* _Data records_:
* * * * * * * * *
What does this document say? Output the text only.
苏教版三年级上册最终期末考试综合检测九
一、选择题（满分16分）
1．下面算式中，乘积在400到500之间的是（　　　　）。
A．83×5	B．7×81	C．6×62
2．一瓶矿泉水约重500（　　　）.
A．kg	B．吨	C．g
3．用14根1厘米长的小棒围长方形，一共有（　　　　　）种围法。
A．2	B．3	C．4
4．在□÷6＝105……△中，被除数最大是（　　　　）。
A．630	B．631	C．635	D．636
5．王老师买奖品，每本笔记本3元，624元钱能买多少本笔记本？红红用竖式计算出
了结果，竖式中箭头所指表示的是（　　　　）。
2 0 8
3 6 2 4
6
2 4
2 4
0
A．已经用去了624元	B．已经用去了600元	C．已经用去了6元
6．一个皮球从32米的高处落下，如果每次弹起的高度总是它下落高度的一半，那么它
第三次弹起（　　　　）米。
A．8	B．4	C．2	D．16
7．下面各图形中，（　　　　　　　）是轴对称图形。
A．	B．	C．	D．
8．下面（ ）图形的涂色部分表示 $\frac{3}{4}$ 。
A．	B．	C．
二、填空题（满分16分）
* * * * * * * * *
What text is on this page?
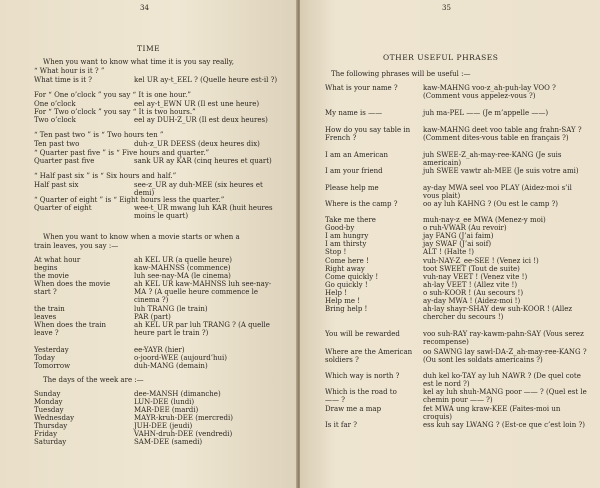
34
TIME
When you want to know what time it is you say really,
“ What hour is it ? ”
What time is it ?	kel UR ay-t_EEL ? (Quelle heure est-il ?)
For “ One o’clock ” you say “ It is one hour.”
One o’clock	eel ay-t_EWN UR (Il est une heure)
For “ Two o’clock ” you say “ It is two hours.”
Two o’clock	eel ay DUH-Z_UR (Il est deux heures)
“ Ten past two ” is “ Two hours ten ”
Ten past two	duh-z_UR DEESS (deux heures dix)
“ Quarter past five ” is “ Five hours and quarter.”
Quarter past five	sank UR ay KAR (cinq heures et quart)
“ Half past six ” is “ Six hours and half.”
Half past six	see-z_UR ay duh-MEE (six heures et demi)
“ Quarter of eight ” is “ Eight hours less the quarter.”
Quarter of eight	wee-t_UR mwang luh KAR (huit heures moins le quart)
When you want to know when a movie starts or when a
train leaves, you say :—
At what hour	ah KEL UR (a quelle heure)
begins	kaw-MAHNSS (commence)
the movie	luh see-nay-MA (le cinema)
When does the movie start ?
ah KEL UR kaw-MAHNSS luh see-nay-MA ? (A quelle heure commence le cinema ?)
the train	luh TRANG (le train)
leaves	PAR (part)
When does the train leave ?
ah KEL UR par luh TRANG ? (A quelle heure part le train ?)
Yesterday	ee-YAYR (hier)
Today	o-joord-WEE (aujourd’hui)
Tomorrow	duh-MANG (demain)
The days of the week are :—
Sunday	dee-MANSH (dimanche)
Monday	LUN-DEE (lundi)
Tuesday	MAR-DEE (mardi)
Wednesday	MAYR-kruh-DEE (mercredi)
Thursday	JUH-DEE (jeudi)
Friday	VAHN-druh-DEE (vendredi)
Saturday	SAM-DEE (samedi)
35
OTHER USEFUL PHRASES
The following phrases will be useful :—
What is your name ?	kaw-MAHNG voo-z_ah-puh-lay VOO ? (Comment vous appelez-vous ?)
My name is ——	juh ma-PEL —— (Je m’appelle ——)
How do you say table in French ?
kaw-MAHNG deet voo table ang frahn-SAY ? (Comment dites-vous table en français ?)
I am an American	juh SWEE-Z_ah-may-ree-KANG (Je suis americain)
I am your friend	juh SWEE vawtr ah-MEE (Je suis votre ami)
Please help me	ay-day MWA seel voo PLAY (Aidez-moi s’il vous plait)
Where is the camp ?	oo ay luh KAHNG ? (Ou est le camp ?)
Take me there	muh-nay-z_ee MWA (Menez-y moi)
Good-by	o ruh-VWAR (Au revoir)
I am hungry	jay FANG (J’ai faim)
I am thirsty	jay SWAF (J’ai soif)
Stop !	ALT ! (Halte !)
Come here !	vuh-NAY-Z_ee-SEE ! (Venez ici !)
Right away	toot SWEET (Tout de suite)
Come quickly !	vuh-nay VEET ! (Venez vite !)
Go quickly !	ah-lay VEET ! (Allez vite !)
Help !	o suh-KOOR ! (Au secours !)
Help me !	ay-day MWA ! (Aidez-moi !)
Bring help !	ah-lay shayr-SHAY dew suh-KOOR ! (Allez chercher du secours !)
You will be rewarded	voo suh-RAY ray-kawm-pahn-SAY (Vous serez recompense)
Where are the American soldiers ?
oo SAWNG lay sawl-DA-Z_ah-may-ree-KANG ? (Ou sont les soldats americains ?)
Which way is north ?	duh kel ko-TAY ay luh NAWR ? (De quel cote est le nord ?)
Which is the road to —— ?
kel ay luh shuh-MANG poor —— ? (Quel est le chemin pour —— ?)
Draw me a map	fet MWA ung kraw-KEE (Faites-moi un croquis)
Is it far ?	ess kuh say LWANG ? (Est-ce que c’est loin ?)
* * * * * * * * *
* _What this task involves_:
Look for "suis" and pull out every line that has it.

* _Answer_:
I am an American	juh SWEE-Z_ah-may-ree-KANG (Je suis americain)
I am your friend	juh SWEE vawtr ah-MEE (Je suis votre ami)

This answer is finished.